SHORT TASK: Return every record below exactly as written, but leave out the pictures.

MATERIAL FOR THIS TASK:
---
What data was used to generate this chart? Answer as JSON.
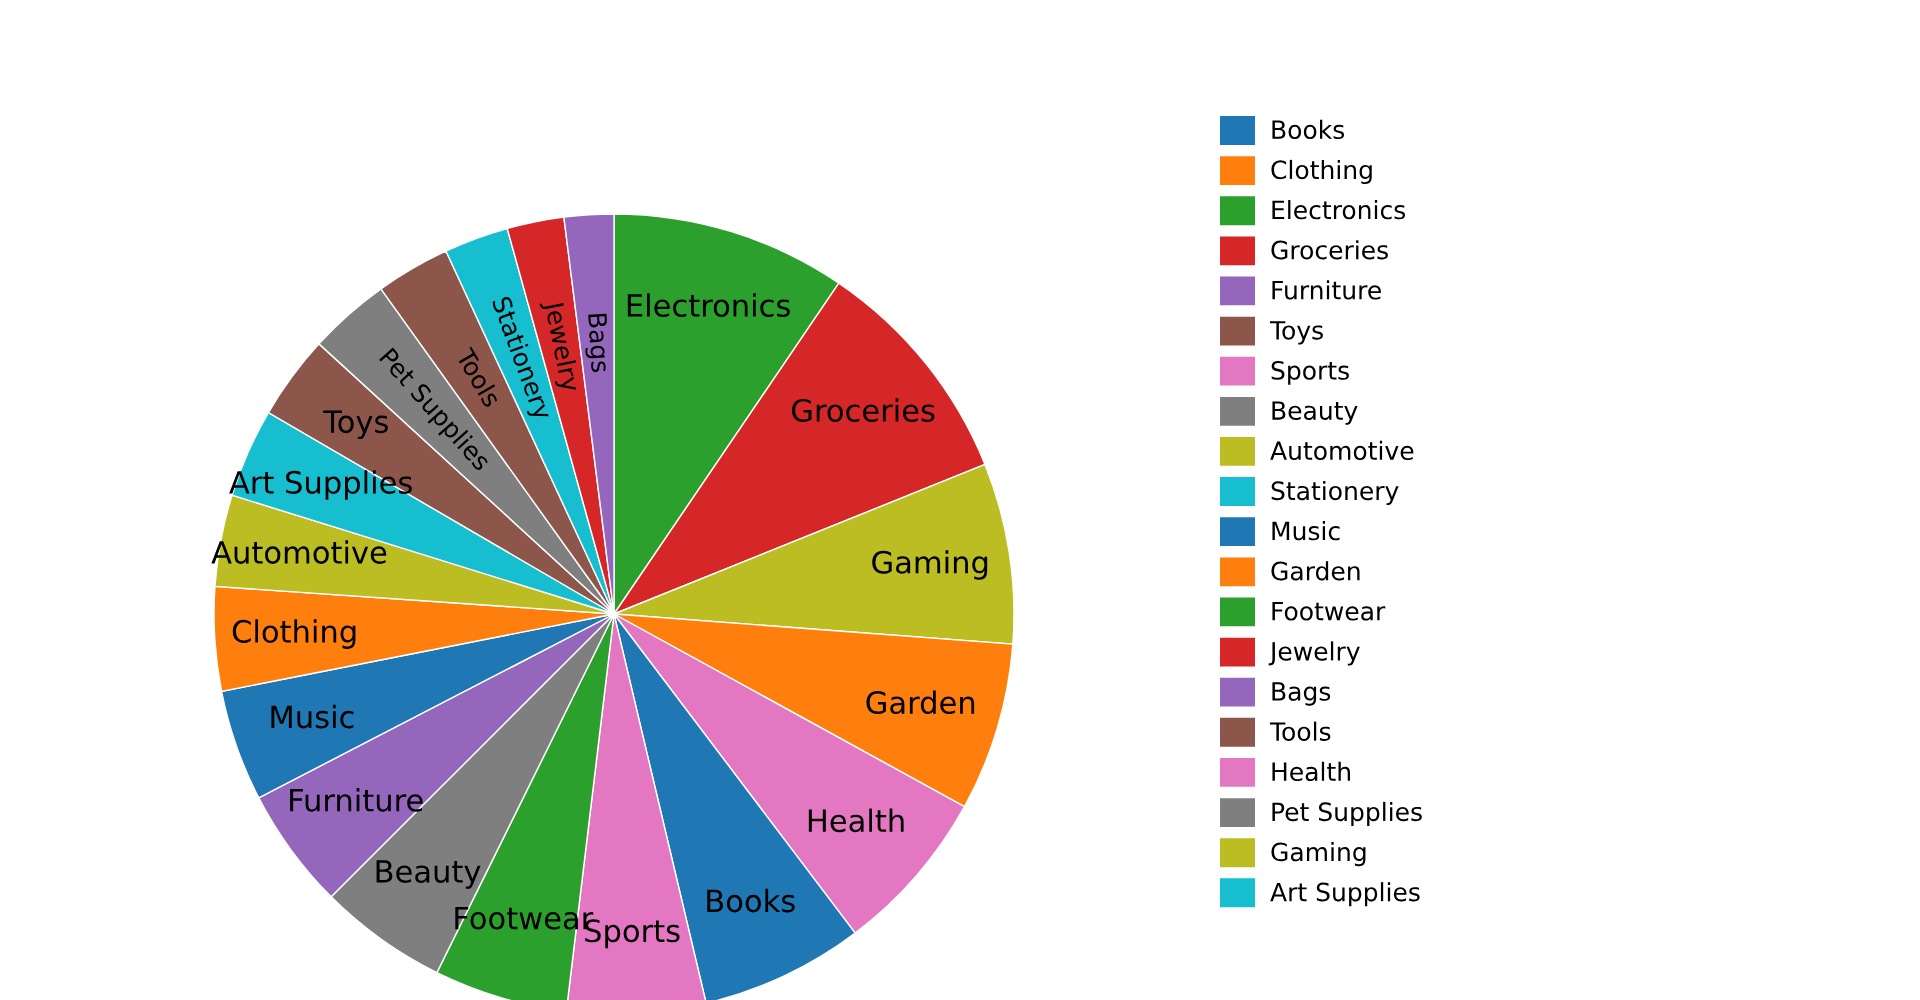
{
  "chart_data": {
    "type": "pie",
    "categories": [
      "Books",
      "Clothing",
      "Electronics",
      "Groceries",
      "Furniture",
      "Toys",
      "Sports",
      "Beauty",
      "Automotive",
      "Stationery",
      "Music",
      "Garden",
      "Footwear",
      "Jewelry",
      "Bags",
      "Tools",
      "Health",
      "Pet Supplies",
      "Gaming",
      "Art Supplies"
    ],
    "values": [
      6.6,
      4.2,
      9.5,
      9.4,
      4.9,
      3.4,
      5.6,
      5.2,
      3.7,
      2.6,
      4.5,
      6.8,
      5.4,
      2.3,
      2.0,
      3.0,
      6.7,
      3.3,
      7.3,
      3.6
    ],
    "colors": [
      "#1f77b4",
      "#ff7f0e",
      "#2ca02c",
      "#d62728",
      "#9467bd",
      "#8c564b",
      "#e377c2",
      "#7f7f7f",
      "#bcbd22",
      "#17becf",
      "#1f77b4",
      "#ff7f0e",
      "#2ca02c",
      "#d62728",
      "#9467bd",
      "#8c564b",
      "#e377c2",
      "#7f7f7f",
      "#bcbd22",
      "#17becf"
    ],
    "legend": "right"
  }
}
---
TASK OUTPUT:
What data was used to generate this chart? Answer as JSON.
{
  "chart_data": {
    "type": "pie",
    "categories": [
      "Books",
      "Clothing",
      "Electronics",
      "Groceries",
      "Furniture",
      "Toys",
      "Sports",
      "Beauty",
      "Automotive",
      "Stationery",
      "Music",
      "Garden",
      "Footwear",
      "Jewelry",
      "Bags",
      "Tools",
      "Health",
      "Pet Supplies",
      "Gaming",
      "Art Supplies"
    ],
    "values": [
      6.6,
      4.2,
      9.5,
      9.4,
      4.9,
      3.4,
      5.6,
      5.2,
      3.7,
      2.6,
      4.5,
      6.8,
      5.4,
      2.3,
      2.0,
      3.0,
      6.7,
      3.3,
      7.3,
      3.6
    ],
    "colors": [
      "#1f77b4",
      "#ff7f0e",
      "#2ca02c",
      "#d62728",
      "#9467bd",
      "#8c564b",
      "#e377c2",
      "#7f7f7f",
      "#bcbd22",
      "#17becf",
      "#1f77b4",
      "#ff7f0e",
      "#2ca02c",
      "#d62728",
      "#9467bd",
      "#8c564b",
      "#e377c2",
      "#7f7f7f",
      "#bcbd22",
      "#17becf"
    ],
    "legend": "right"
  }
}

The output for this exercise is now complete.